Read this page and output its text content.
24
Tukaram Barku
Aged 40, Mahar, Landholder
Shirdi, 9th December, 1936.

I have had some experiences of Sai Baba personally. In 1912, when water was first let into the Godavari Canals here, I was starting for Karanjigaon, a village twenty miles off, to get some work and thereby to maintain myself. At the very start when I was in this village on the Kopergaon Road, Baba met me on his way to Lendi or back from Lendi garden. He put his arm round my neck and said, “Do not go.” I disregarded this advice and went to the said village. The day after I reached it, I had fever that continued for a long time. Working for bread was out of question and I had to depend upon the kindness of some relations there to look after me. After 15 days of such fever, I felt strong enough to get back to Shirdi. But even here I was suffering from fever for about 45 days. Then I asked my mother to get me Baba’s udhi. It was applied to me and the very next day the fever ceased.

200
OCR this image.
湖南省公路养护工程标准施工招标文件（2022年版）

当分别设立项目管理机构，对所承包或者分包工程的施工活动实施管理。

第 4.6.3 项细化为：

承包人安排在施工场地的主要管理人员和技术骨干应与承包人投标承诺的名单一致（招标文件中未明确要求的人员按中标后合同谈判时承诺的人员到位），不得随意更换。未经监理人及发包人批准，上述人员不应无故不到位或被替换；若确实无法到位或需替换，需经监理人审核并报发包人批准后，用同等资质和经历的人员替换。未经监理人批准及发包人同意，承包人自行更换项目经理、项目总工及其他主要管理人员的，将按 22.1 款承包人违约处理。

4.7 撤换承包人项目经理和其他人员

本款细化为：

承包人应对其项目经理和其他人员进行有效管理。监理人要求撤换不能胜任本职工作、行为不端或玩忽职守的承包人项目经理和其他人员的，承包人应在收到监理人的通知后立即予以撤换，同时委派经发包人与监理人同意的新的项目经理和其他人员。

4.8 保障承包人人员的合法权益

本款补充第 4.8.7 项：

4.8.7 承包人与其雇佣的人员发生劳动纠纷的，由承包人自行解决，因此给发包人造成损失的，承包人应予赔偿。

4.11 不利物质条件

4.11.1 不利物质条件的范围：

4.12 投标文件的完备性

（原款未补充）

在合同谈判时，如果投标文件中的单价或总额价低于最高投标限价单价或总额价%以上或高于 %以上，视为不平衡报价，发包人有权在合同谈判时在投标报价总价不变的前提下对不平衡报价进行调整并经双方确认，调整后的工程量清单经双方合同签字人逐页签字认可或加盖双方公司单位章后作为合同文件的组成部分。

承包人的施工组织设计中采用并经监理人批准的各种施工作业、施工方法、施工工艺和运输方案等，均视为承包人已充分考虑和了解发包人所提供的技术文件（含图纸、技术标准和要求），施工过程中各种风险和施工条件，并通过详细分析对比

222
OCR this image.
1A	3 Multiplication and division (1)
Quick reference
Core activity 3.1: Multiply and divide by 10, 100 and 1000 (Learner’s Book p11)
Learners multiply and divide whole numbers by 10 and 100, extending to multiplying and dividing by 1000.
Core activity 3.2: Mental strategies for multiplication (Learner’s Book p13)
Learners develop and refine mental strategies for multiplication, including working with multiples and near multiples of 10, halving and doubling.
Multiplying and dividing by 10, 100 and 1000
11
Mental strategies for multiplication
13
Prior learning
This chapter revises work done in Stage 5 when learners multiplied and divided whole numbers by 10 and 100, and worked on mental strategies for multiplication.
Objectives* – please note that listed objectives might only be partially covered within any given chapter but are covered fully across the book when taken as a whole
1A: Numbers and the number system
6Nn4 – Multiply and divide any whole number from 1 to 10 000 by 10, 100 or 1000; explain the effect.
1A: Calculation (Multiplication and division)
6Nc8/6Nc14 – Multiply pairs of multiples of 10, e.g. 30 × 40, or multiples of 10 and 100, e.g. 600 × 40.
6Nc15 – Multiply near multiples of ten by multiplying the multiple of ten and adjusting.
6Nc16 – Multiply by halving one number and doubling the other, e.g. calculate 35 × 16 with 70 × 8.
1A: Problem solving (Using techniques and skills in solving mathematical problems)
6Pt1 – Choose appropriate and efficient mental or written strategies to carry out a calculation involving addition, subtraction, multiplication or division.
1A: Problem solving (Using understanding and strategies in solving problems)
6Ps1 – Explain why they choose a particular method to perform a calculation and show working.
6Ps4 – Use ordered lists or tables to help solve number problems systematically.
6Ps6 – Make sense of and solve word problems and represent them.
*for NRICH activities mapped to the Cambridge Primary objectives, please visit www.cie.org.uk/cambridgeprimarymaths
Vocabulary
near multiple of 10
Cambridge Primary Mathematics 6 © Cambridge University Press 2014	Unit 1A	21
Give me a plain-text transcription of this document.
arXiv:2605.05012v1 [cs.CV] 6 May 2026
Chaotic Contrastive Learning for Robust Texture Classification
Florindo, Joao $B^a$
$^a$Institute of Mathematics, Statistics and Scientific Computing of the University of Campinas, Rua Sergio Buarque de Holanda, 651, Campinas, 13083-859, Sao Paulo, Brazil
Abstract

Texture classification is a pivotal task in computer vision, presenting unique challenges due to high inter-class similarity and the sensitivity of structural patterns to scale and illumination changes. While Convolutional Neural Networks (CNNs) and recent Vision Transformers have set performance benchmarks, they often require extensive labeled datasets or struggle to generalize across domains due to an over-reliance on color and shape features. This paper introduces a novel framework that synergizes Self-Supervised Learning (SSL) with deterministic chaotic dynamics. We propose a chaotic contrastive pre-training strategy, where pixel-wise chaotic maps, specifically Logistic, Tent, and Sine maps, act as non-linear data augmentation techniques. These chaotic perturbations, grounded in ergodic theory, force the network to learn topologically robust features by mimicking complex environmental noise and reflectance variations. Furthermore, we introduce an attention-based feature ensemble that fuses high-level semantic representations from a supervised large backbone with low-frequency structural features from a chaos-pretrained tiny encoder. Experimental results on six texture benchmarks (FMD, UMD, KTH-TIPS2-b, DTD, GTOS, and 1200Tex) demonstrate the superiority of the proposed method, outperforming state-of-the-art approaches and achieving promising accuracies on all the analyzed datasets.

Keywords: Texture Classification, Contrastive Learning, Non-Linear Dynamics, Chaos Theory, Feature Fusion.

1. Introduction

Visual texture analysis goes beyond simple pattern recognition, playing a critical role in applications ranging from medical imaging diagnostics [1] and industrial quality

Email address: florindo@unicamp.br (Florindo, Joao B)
=====
BRIEF: Extract the entries above verbatim.

WRITTEN ANSWER:
Read this page and output its text content.
24
Tukaram Barku
Aged 40, Mahar, Landholder
Shirdi, 9th December, 1936.

I have had some experiences of Sai Baba personally. In 1912, when water was first let into the Godavari Canals here, I was starting for Karanjigaon, a village twenty miles off, to get some work and thereby to maintain myself. At the very start when I was in this village on the Kopergaon Road, Baba met me on his way to Lendi or back from Lendi garden. He put his arm round my neck and said, “Do not go.” I disregarded this advice and went to the said village. The day after I reached it, I had fever that continued for a long time. Working for bread was out of question and I had to depend upon the kindness of some relations there to look after me. After 15 days of such fever, I felt strong enough to get back to Shirdi. But even here I was suffering from fever for about 45 days. Then I asked my mother to get me Baba’s udhi. It was applied to me and the very next day the fever ceased.

200
OCR this image.
湖南省公路养护工程标准施工招标文件（2022年版）

当分别设立项目管理机构，对所承包或者分包工程的施工活动实施管理。

第 4.6.3 项细化为：

承包人安排在施工场地的主要管理人员和技术骨干应与承包人投标承诺的名单一致（招标文件中未明确要求的人员按中标后合同谈判时承诺的人员到位），不得随意更换。未经监理人及发包人批准，上述人员不应无故不到位或被替换；若确实无法到位或需替换，需经监理人审核并报发包人批准后，用同等资质和经历的人员替换。未经监理人批准及发包人同意，承包人自行更换项目经理、项目总工及其他主要管理人员的，将按 22.1 款承包人违约处理。

4.7 撤换承包人项目经理和其他人员

本款细化为：

承包人应对其项目经理和其他人员进行有效管理。监理人要求撤换不能胜任本职工作、行为不端或玩忽职守的承包人项目经理和其他人员的，承包人应在收到监理人的通知后立即予以撤换，同时委派经发包人与监理人同意的新的项目经理和其他人员。

4.8 保障承包人人员的合法权益

本款补充第 4.8.7 项：

4.8.7 承包人与其雇佣的人员发生劳动纠纷的，由承包人自行解决，因此给发包人造成损失的，承包人应予赔偿。

4.11 不利物质条件

4.11.1 不利物质条件的范围：

4.12 投标文件的完备性

（原款未补充）

在合同谈判时，如果投标文件中的单价或总额价低于最高投标限价单价或总额价%以上或高于 %以上，视为不平衡报价，发包人有权在合同谈判时在投标报价总价不变的前提下对不平衡报价进行调整并经双方确认，调整后的工程量清单经双方合同签字人逐页签字认可或加盖双方公司单位章后作为合同文件的组成部分。

承包人的施工组织设计中采用并经监理人批准的各种施工作业、施工方法、施工工艺和运输方案等，均视为承包人已充分考虑和了解发包人所提供的技术文件（含图纸、技术标准和要求），施工过程中各种风险和施工条件，并通过详细分析对比

222
OCR this image.
1A	3 Multiplication and division (1)
Quick reference
Core activity 3.1: Multiply and divide by 10, 100 and 1000 (Learner’s Book p11)
Learners multiply and divide whole numbers by 10 and 100, extending to multiplying and dividing by 1000.
Core activity 3.2: Mental strategies for multiplication (Learner’s Book p13)
Learners develop and refine mental strategies for multiplication, including working with multiples and near multiples of 10, halving and doubling.
Multiplying and dividing by 10, 100 and 1000
11
Mental strategies for multiplication
13
Prior learning
This chapter revises work done in Stage 5 when learners multiplied and divided whole numbers by 10 and 100, and worked on mental strategies for multiplication.
Objectives* – please note that listed objectives might only be partially covered within any given chapter but are covered fully across the book when taken as a whole
1A: Numbers and the number system
6Nn4 – Multiply and divide any whole number from 1 to 10 000 by 10, 100 or 1000; explain the effect.
1A: Calculation (Multiplication and division)
6Nc8/6Nc14 – Multiply pairs of multiples of 10, e.g. 30 × 40, or multiples of 10 and 100, e.g. 600 × 40.
6Nc15 – Multiply near multiples of ten by multiplying the multiple of ten and adjusting.
6Nc16 – Multiply by halving one number and doubling the other, e.g. calculate 35 × 16 with 70 × 8.
1A: Problem solving (Using techniques and skills in solving mathematical problems)
6Pt1 – Choose appropriate and efficient mental or written strategies to carry out a calculation involving addition, subtraction, multiplication or division.
1A: Problem solving (Using understanding and strategies in solving problems)
6Ps1 – Explain why they choose a particular method to perform a calculation and show working.
6Ps4 – Use ordered lists or tables to help solve number problems systematically.
6Ps6 – Make sense of and solve word problems and represent them.
*for NRICH activities mapped to the Cambridge Primary objectives, please visit www.cie.org.uk/cambridgeprimarymaths
Vocabulary
near multiple of 10
Cambridge Primary Mathematics 6 © Cambridge University Press 2014	Unit 1A	21
Give me a plain-text transcription of this document.
arXiv:2605.05012v1 [cs.CV] 6 May 2026
Chaotic Contrastive Learning for Robust Texture Classification
Florindo, Joao $B^a$
$^a$Institute of Mathematics, Statistics and Scientific Computing of the University of Campinas, Rua Sergio Buarque de Holanda, 651, Campinas, 13083-859, Sao Paulo, Brazil
Abstract

Texture classification is a pivotal task in computer vision, presenting unique challenges due to high inter-class similarity and the sensitivity of structural patterns to scale and illumination changes. While Convolutional Neural Networks (CNNs) and recent Vision Transformers have set performance benchmarks, they often require extensive labeled datasets or struggle to generalize across domains due to an over-reliance on color and shape features. This paper introduces a novel framework that synergizes Self-Supervised Learning (SSL) with deterministic chaotic dynamics. We propose a chaotic contrastive pre-training strategy, where pixel-wise chaotic maps, specifically Logistic, Tent, and Sine maps, act as non-linear data augmentation techniques. These chaotic perturbations, grounded in ergodic theory, force the network to learn topologically robust features by mimicking complex environmental noise and reflectance variations. Furthermore, we introduce an attention-based feature ensemble that fuses high-level semantic representations from a supervised large backbone with low-frequency structural features from a chaos-pretrained tiny encoder. Experimental results on six texture benchmarks (FMD, UMD, KTH-TIPS2-b, DTD, GTOS, and 1200Tex) demonstrate the superiority of the proposed method, outperforming state-of-the-art approaches and achieving promising accuracies on all the analyzed datasets.

Keywords: Texture Classification, Contrastive Learning, Non-Linear Dynamics, Chaos Theory, Feature Fusion.

1. Introduction

Visual texture analysis goes beyond simple pattern recognition, playing a critical role in applications ranging from medical imaging diagnostics [1] and industrial quality

Email address: florindo@unicamp.br (Florindo, Joao B)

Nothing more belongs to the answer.